START INFORMATION SHOWN

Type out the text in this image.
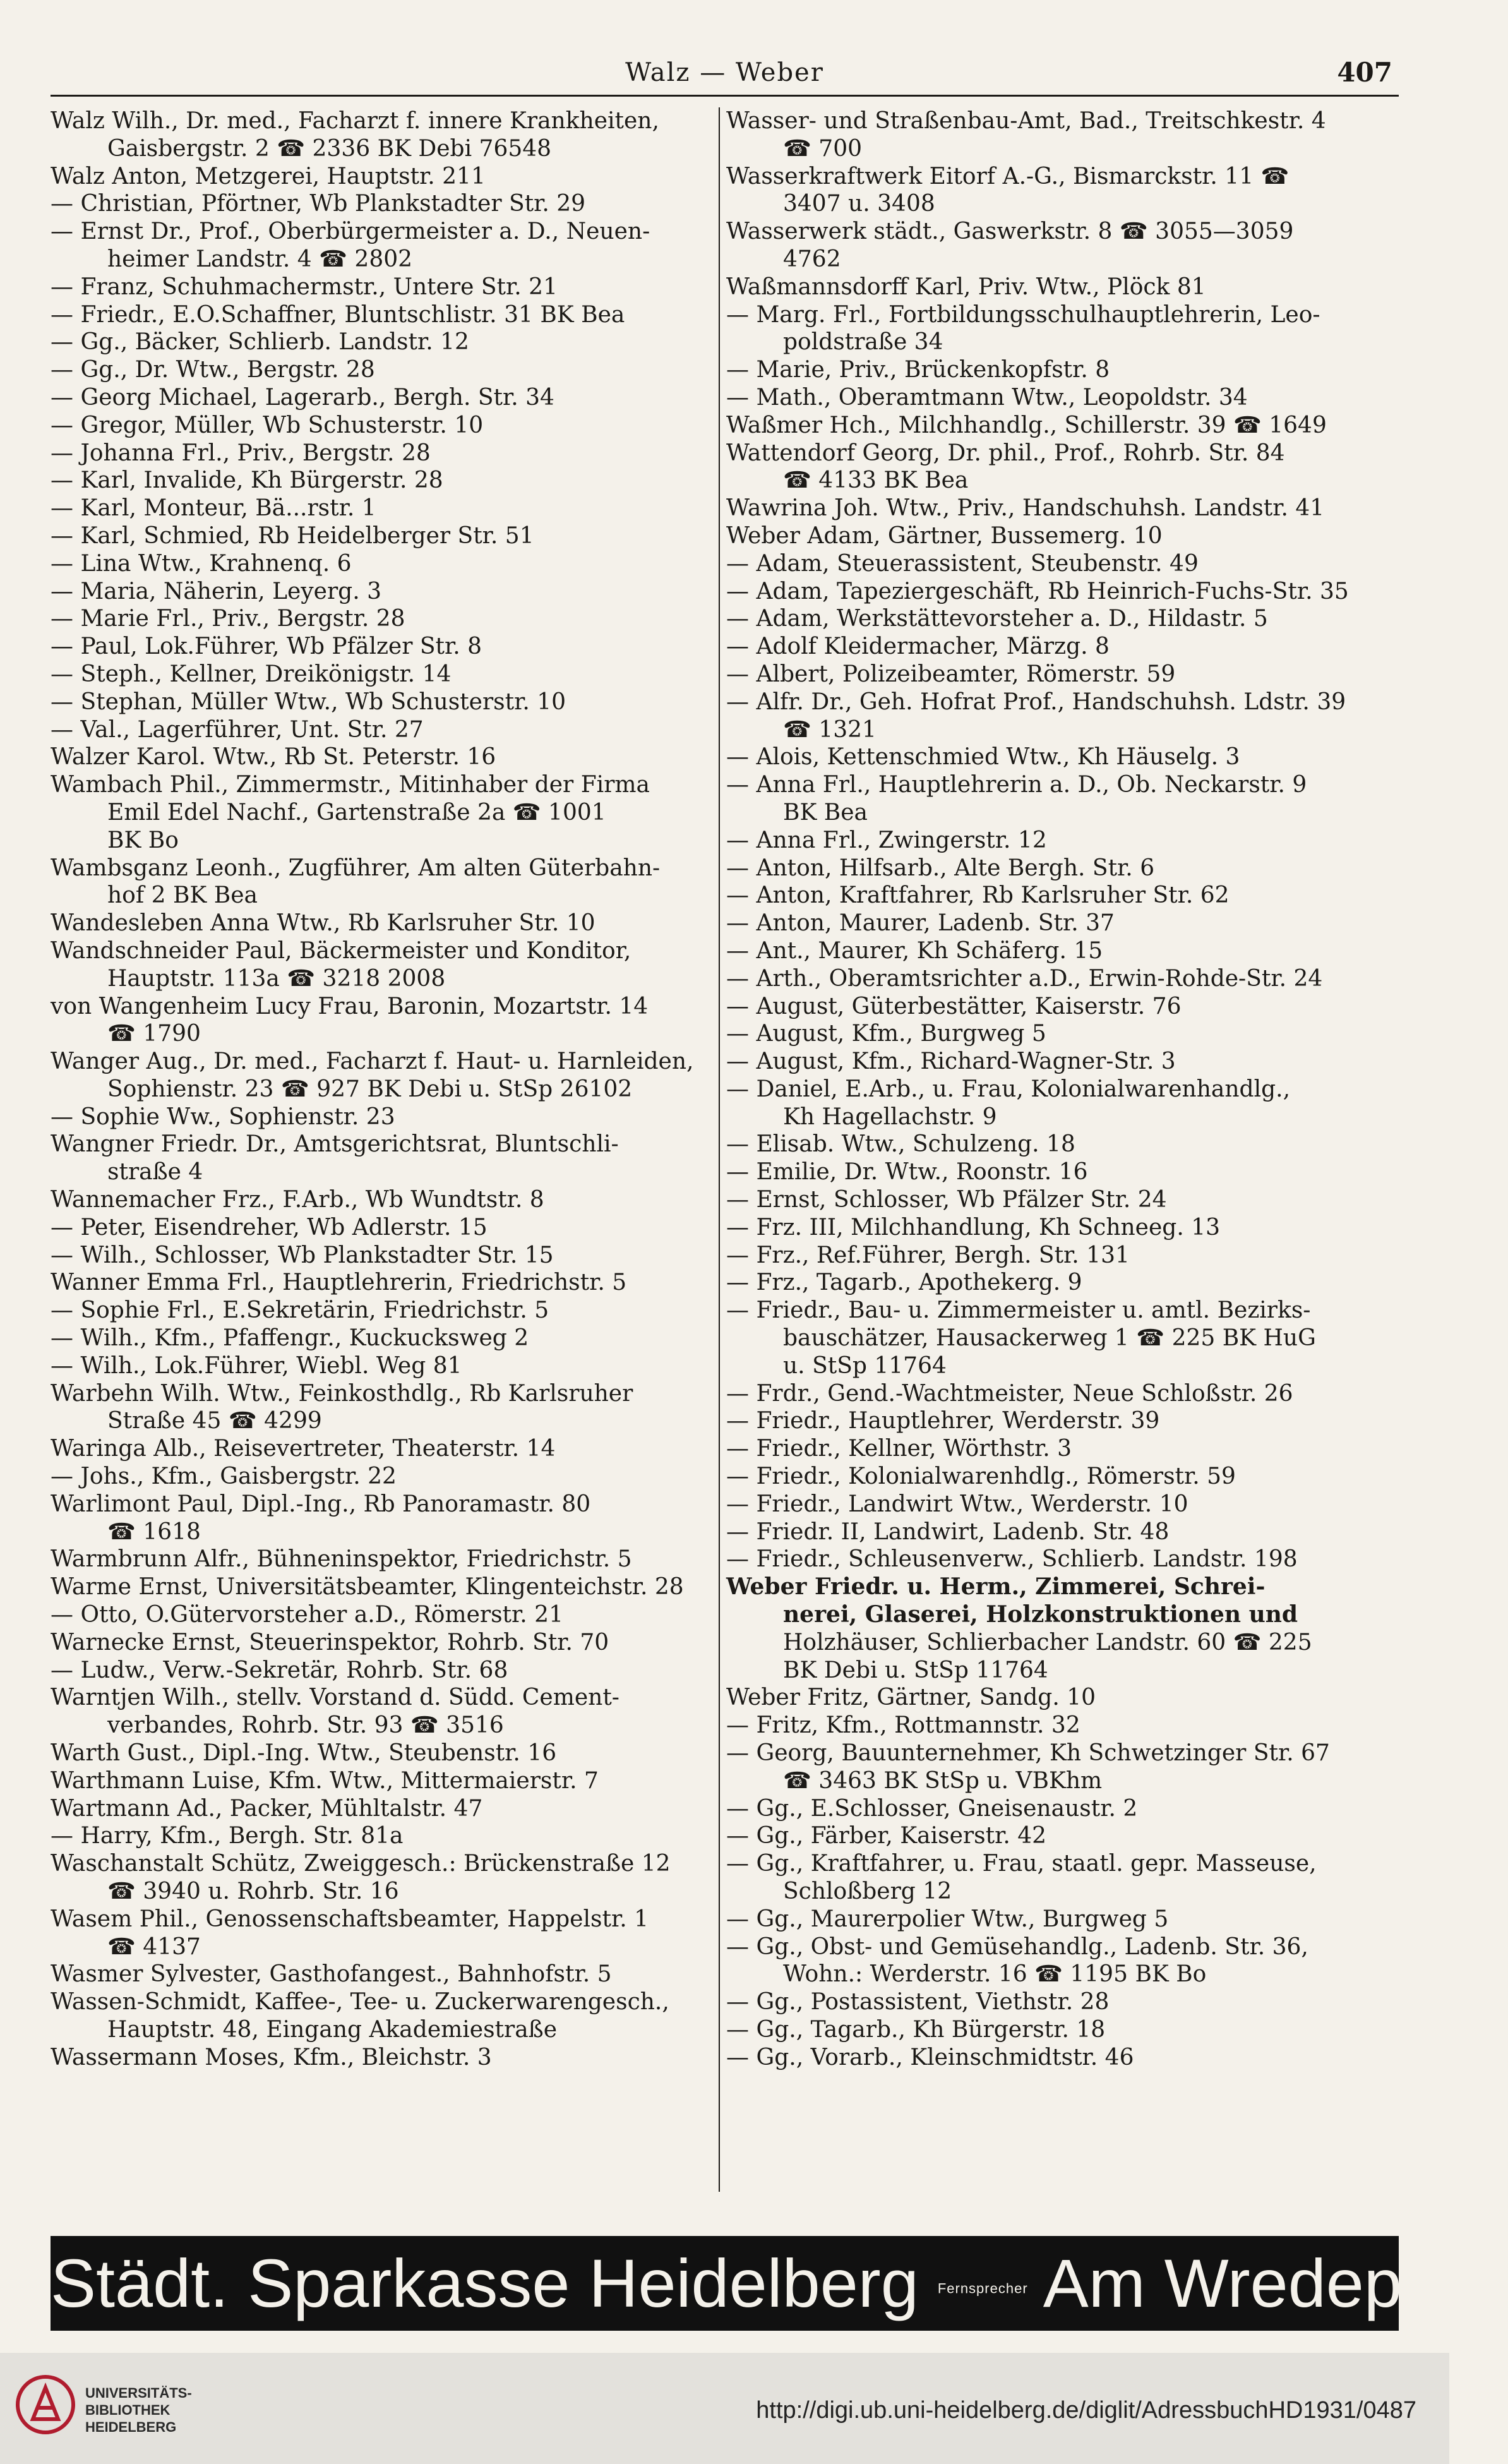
Walz — Weber	407
Walz Wilh., Dr. med., Facharzt f. innere Krankheiten,
Gaisbergstr. 2 ☎ 2336 BK Debi 76548
Walz Anton, Metzgerei, Hauptstr. 211
— Christian, Pförtner, Wb Plankstadter Str. 29
— Ernst Dr., Prof., Oberbürgermeister a. D., Neuen-
heimer Landstr. 4 ☎ 2802
— Franz, Schuhmachermstr., Untere Str. 21
— Friedr., E.O.Schaffner, Bluntschlistr. 31 BK Bea
— Gg., Bäcker, Schlierb. Landstr. 12
— Gg., Dr. Wtw., Bergstr. 28
— Georg Michael, Lagerarb., Bergh. Str. 34
— Gregor, Müller, Wb Schusterstr. 10
— Johanna Frl., Priv., Bergstr. 28
— Karl, Invalide, Kh Bürgerstr. 28
— Karl, Monteur, Bä...rstr. 1
— Karl, Schmied, Rb Heidelberger Str. 51
— Lina Wtw., Krahnenq. 6
— Maria, Näherin, Leyerg. 3
— Marie Frl., Priv., Bergstr. 28
— Paul, Lok.Führer, Wb Pfälzer Str. 8
— Steph., Kellner, Dreikönigstr. 14
— Stephan, Müller Wtw., Wb Schusterstr. 10
— Val., Lagerführer, Unt. Str. 27
Walzer Karol. Wtw., Rb St. Peterstr. 16
Wambach Phil., Zimmermstr., Mitinhaber der Firma
Emil Edel Nachf., Gartenstraße 2a ☎ 1001
BK Bo
Wambsganz Leonh., Zugführer, Am alten Güterbahn-
hof 2 BK Bea
Wandesleben Anna Wtw., Rb Karlsruher Str. 10
Wandschneider Paul, Bäckermeister und Konditor,
Hauptstr. 113a ☎ 3218 2008
von Wangenheim Lucy Frau, Baronin, Mozartstr. 14
☎ 1790
Wanger Aug., Dr. med., Facharzt f. Haut- u. Harnleiden,
Sophienstr. 23 ☎ 927 BK Debi u. StSp 26102
— Sophie Ww., Sophienstr. 23
Wangner Friedr. Dr., Amtsgerichtsrat, Bluntschli-
straße 4
Wannemacher Frz., F.Arb., Wb Wundtstr. 8
— Peter, Eisendreher, Wb Adlerstr. 15
— Wilh., Schlosser, Wb Plankstadter Str. 15
Wanner Emma Frl., Hauptlehrerin, Friedrichstr. 5
— Sophie Frl., E.Sekretärin, Friedrichstr. 5
— Wilh., Kfm., Pfaffengr., Kuckucksweg 2
— Wilh., Lok.Führer, Wiebl. Weg 81
Warbehn Wilh. Wtw., Feinkosthdlg., Rb Karlsruher
Straße 45 ☎ 4299
Waringa Alb., Reisevertreter, Theaterstr. 14
— Johs., Kfm., Gaisbergstr. 22
Warlimont Paul, Dipl.-Ing., Rb Panoramastr. 80
☎ 1618
Warmbrunn Alfr., Bühneninspektor, Friedrichstr. 5
Warme Ernst, Universitätsbeamter, Klingenteichstr. 28
— Otto, O.Gütervorsteher a.D., Römerstr. 21
Warnecke Ernst, Steuerinspektor, Rohrb. Str. 70
— Ludw., Verw.-Sekretär, Rohrb. Str. 68
Warntjen Wilh., stellv. Vorstand d. Südd. Cement-
verbandes, Rohrb. Str. 93 ☎ 3516
Warth Gust., Dipl.-Ing. Wtw., Steubenstr. 16
Warthmann Luise, Kfm. Wtw., Mittermaierstr. 7
Wartmann Ad., Packer, Mühltalstr. 47
— Harry, Kfm., Bergh. Str. 81a
Waschanstalt Schütz, Zweiggesch.: Brückenstraße 12
☎ 3940 u. Rohrb. Str. 16
Wasem Phil., Genossenschaftsbeamter, Happelstr. 1
☎ 4137
Wasmer Sylvester, Gasthofangest., Bahnhofstr. 5
Wassen-Schmidt, Kaffee-, Tee- u. Zuckerwarengesch.,
Hauptstr. 48, Eingang Akademiestraße
Wassermann Moses, Kfm., Bleichstr. 3
Wasser- und Straßenbau-Amt, Bad., Treitschkestr. 4
☎ 700
Wasserkraftwerk Eitorf A.-G., Bismarckstr. 11 ☎
3407 u. 3408
Wasserwerk städt., Gaswerkstr. 8 ☎ 3055—3059
4762
Waßmannsdorff Karl, Priv. Wtw., Plöck 81
— Marg. Frl., Fortbildungsschulhauptlehrerin, Leo-
poldstraße 34
— Marie, Priv., Brückenkopfstr. 8
— Math., Oberamtmann Wtw., Leopoldstr. 34
Waßmer Hch., Milchhandlg., Schillerstr. 39 ☎ 1649
Wattendorf Georg, Dr. phil., Prof., Rohrb. Str. 84
☎ 4133 BK Bea
Wawrina Joh. Wtw., Priv., Handschuhsh. Landstr. 41
Weber Adam, Gärtner, Bussemerg. 10
— Adam, Steuerassistent, Steubenstr. 49
— Adam, Tapeziergeschäft, Rb Heinrich-Fuchs-Str. 35
— Adam, Werkstättevorsteher a. D., Hildastr. 5
— Adolf Kleidermacher, Märzg. 8
— Albert, Polizeibeamter, Römerstr. 59
— Alfr. Dr., Geh. Hofrat Prof., Handschuhsh. Ldstr. 39
☎ 1321
— Alois, Kettenschmied Wtw., Kh Häuselg. 3
— Anna Frl., Hauptlehrerin a. D., Ob. Neckarstr. 9
BK Bea
— Anna Frl., Zwingerstr. 12
— Anton, Hilfsarb., Alte Bergh. Str. 6
— Anton, Kraftfahrer, Rb Karlsruher Str. 62
— Anton, Maurer, Ladenb. Str. 37
— Ant., Maurer, Kh Schäferg. 15
— Arth., Oberamtsrichter a.D., Erwin-Rohde-Str. 24
— August, Güterbestätter, Kaiserstr. 76
— August, Kfm., Burgweg 5
— August, Kfm., Richard-Wagner-Str. 3
— Daniel, E.Arb., u. Frau, Kolonialwarenhandlg.,
Kh Hagellachstr. 9
— Elisab. Wtw., Schulzeng. 18
— Emilie, Dr. Wtw., Roonstr. 16
— Ernst, Schlosser, Wb Pfälzer Str. 24
— Frz. III, Milchhandlung, Kh Schneeg. 13
— Frz., Ref.Führer, Bergh. Str. 131
— Frz., Tagarb., Apothekerg. 9
— Friedr., Bau- u. Zimmermeister u. amtl. Bezirks-
bauschätzer, Hausackerweg 1 ☎ 225 BK HuG
u. StSp 11764
— Frdr., Gend.-Wachtmeister, Neue Schloßstr. 26
— Friedr., Hauptlehrer, Werderstr. 39
— Friedr., Kellner, Wörthstr. 3
— Friedr., Kolonialwarenhdlg., Römerstr. 59
— Friedr., Landwirt Wtw., Werderstr. 10
— Friedr. II, Landwirt, Ladenb. Str. 48
— Friedr., Schleusenverw., Schlierb. Landstr. 198
Weber Friedr. u. Herm., Zimmerei, Schrei-
nerei, Glaserei, Holzkonstruktionen und
Holzhäuser, Schlierbacher Landstr. 60 ☎ 225
BK Debi u. StSp 11764
Weber Fritz, Gärtner, Sandg. 10
— Fritz, Kfm., Rottmannstr. 32
— Georg, Bauunternehmer, Kh Schwetzinger Str. 67
☎ 3463 BK StSp u. VBKhm
— Gg., E.Schlosser, Gneisenaustr. 2
— Gg., Färber, Kaiserstr. 42
— Gg., Kraftfahrer, u. Frau, staatl. gepr. Masseuse,
Schloßberg 12
— Gg., Maurerpolier Wtw., Burgweg 5
— Gg., Obst- und Gemüsehandlg., Ladenb. Str. 36,
Wohn.: Werderstr. 16 ☎ 1195 BK Bo
— Gg., Postassistent, Viethstr. 28
— Gg., Tagarb., Kh Bürgerstr. 18
— Gg., Vorarb., Kleinschmidtstr. 46
Städt. Sparkasse Heidelberg Fernsprecher Am Wredeplatz
UNIVERSITÄTS-
BIBLIOTHEK
HEIDELBERG
http://digi.ub.uni-heidelberg.de/diglit/AdressbuchHD1931/0487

END INFORMATION SHOWN

- TASK INSTRUCTIONS
Each line of the material above either contains the word "Schusterstr" or does not; state how many do, and nothing else.

- FINISHED ANSWER
2